The exercise -
Return the listing word for word, as given.
— begin Exercise input —
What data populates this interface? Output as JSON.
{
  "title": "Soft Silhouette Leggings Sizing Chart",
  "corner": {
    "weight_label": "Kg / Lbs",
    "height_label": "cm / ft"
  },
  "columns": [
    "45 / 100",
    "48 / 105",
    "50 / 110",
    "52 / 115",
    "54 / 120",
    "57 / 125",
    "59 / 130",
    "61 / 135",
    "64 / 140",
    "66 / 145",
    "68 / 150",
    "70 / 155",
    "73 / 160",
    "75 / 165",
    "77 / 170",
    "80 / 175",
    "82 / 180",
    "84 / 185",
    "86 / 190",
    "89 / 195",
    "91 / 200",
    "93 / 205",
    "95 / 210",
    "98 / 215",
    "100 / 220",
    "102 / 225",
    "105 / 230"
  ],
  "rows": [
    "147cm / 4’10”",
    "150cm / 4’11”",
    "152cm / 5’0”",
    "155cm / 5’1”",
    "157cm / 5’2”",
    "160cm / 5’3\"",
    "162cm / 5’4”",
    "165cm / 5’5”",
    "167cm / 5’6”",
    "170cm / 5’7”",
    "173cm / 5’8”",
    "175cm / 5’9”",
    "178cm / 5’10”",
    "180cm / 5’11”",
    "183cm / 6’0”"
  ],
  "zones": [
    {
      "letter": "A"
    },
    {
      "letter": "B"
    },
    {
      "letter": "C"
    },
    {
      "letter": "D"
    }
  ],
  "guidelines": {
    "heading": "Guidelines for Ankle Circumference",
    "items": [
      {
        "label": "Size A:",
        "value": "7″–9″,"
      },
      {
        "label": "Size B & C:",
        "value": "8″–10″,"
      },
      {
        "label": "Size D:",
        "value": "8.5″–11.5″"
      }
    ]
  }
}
— end Exercise input —
Result -
What data populates this interface? Output as JSON.
{
  "title": "Soft Silhouette Leggings Sizing Chart",
  "corner": {
    "weight_label": "Kg / Lbs",
    "height_label": "cm / ft"
  },
  "columns": [
    "45 / 100",
    "48 / 105",
    "50 / 110",
    "52 / 115",
    "54 / 120",
    "57 / 125",
    "59 / 130",
    "61 / 135",
    "64 / 140",
    "66 / 145",
    "68 / 150",
    "70 / 155",
    "73 / 160",
    "75 / 165",
    "77 / 170",
    "80 / 175",
    "82 / 180",
    "84 / 185",
    "86 / 190",
    "89 / 195",
    "91 / 200",
    "93 / 205",
    "95 / 210",
    "98 / 215",
    "100 / 220",
    "102 / 225",
    "105 / 230"
  ],
  "rows": [
    "147cm / 4’10”",
    "150cm / 4’11”",
    "152cm / 5’0”",
    "155cm / 5’1”",
    "157cm / 5’2”",
    "160cm / 5’3\"",
    "162cm / 5’4”",
    "165cm / 5’5”",
    "167cm / 5’6”",
    "170cm / 5’7”",
    "173cm / 5’8”",
    "175cm / 5’9”",
    "178cm / 5’10”",
    "180cm / 5’11”",
    "183cm / 6’0”"
  ],
  "zones": [
    {
      "letter": "A"
    },
    {
      "letter": "B"
    },
    {
      "letter": "C"
    },
    {
      "letter": "D"
    }
  ],
  "guidelines": {
    "heading": "Guidelines for Ankle Circumference",
    "items": [
      {
        "label": "Size A:",
        "value": "7″–9″,"
      },
      {
        "label": "Size B & C:",
        "value": "8″–10″,"
      },
      {
        "label": "Size D:",
        "value": "8.5″–11.5″"
      }
    ]
  }
}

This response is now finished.